### MATERIAL TO PROCESS

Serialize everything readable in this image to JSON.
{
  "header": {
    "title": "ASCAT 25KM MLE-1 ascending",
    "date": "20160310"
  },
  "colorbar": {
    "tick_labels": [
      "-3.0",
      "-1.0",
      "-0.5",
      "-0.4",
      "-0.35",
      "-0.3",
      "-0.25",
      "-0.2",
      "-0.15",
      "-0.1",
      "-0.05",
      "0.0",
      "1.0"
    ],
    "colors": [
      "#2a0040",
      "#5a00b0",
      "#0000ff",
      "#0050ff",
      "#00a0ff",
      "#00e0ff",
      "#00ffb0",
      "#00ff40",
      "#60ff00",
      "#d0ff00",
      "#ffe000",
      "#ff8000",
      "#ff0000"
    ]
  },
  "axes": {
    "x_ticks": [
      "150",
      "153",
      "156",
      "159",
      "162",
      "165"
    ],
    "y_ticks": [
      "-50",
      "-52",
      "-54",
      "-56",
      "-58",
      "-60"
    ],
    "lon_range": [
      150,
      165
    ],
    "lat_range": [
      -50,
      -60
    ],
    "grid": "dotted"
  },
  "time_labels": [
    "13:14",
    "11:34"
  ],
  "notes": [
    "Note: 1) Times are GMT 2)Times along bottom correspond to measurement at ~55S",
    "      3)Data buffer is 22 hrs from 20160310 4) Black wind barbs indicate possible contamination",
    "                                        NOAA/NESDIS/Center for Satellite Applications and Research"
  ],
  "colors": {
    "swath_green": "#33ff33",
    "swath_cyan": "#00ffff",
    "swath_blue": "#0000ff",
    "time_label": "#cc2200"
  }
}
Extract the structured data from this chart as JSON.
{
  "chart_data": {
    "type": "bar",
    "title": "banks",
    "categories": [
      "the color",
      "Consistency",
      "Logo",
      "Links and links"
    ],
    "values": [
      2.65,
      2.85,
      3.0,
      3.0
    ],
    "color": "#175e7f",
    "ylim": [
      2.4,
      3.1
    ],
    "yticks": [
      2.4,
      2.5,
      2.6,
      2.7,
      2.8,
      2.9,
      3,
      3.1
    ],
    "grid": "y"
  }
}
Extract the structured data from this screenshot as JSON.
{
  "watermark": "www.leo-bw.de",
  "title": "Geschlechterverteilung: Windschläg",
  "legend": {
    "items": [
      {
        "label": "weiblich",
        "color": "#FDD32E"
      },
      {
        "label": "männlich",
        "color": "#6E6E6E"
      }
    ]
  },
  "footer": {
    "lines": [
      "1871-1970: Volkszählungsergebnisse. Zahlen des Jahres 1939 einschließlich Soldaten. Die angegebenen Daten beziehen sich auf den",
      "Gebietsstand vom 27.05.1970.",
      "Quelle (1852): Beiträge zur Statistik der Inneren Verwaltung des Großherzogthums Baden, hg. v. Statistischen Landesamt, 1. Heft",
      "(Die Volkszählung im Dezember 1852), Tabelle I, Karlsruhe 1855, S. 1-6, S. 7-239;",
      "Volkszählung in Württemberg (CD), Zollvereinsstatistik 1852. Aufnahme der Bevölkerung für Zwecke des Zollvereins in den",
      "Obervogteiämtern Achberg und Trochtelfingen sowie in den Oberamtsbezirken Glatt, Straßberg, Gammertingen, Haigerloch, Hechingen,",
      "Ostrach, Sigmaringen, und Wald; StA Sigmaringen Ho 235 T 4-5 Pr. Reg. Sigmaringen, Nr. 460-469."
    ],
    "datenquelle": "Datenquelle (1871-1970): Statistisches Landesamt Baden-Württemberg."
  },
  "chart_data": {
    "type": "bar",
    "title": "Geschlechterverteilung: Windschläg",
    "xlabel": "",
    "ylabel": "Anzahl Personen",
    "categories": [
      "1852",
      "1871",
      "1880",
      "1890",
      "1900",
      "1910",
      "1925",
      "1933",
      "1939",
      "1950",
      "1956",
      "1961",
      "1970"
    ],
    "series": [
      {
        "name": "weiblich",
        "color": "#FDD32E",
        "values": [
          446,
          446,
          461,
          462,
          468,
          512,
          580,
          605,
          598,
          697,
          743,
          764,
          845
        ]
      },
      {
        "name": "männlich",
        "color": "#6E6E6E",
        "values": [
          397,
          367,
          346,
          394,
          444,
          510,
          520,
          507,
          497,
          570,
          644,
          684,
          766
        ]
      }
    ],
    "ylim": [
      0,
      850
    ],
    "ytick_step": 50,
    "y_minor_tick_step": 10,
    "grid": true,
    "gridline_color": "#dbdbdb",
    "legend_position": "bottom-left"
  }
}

######

§ GIVEN PROBLEM
Copy each line above containing the string "Landesamt".

§ PROBLEM SOLUTION
      "Quelle (1852): Beiträge zur Statistik der Inneren Verwaltung des Großherzogthums Baden, hg. v. Statistischen Landesamt, 1. Heft",
    "datenquelle": "Datenquelle (1871-1970): Statistisches Landesamt Baden-Württemberg."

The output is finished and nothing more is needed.